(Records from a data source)
━━━━━━━━

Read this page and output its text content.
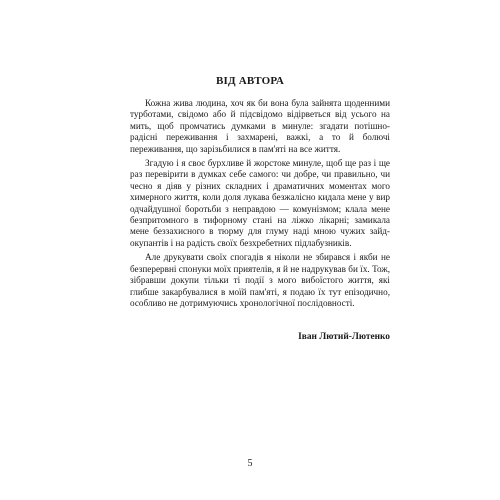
ВІД АВТОРА

Кожна жива людина, хоч як би вона була зайнята щоденними турботами, свідомо або й підсвідомо відірветься від усього на мить, щоб промчатись думками в минуле: згадати потішно-радісні переживання і захмарені, важкі, а то й болючі переживання, що зарізьбилися в пам'яті на все життя.

Згадую і я своє бурхливе й жорстоке минуле, щоб ще раз і ще раз перевірити в думках себе самого: чи добре, чи правильно, чи чесно я діяв у різних складних і драматичних моментах мого химерного життя, коли доля лукава безжалісно кидала мене у вир одчайдушної боротьби з неправдою — комунізмом; клала мене безпритомного в тифорному стані на ліжко лікарні; замикала мене беззахисного в тюрму для глуму наді мною чужих зайд-окупантів і на радість своїх безхребетних підлабузників.

Але друкувати своїх спогадів я ніколи не збирався і якби не безперервні спонуки моїх приятелів, я й не надрукував би їх. Тож, зібравши докупи тільки ті події з мого вибоїстого життя, які глибше закарбувалися в моїй пам'яті, я подаю їх тут епізодично, особливо не дотримуючись хронологічної послідовності.

Іван Лютий-Лютенко
5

━━━━━━━━

# TASK GOAL
Reproduce the entries above word for word. Pictures stay out.

# EXERCISE OUTPUT
Read this page and output its text content.
ВІД АВТОРА

Кожна жива людина, хоч як би вона була зайнята щоденними турботами, свідомо або й підсвідомо відірветься від усього на мить, щоб промчатись думками в минуле: згадати потішно-радісні переживання і захмарені, важкі, а то й болючі переживання, що зарізьбилися в пам'яті на все життя.

Згадую і я своє бурхливе й жорстоке минуле, щоб ще раз і ще раз перевірити в думках себе самого: чи добре, чи правильно, чи чесно я діяв у різних складних і драматичних моментах мого химерного життя, коли доля лукава безжалісно кидала мене у вир одчайдушної боротьби з неправдою — комунізмом; клала мене безпритомного в тифорному стані на ліжко лікарні; замикала мене беззахисного в тюрму для глуму наді мною чужих зайд-окупантів і на радість своїх безхребетних підлабузників.

Але друкувати своїх спогадів я ніколи не збирався і якби не безперервні спонуки моїх приятелів, я й не надрукував би їх. Тож, зібравши докупи тільки ті події з мого вибоїстого життя, які глибше закарбувалися в моїй пам'яті, я подаю їх тут епізодично, особливо не дотримуючись хронологічної послідовності.

Іван Лютий-Лютенко
5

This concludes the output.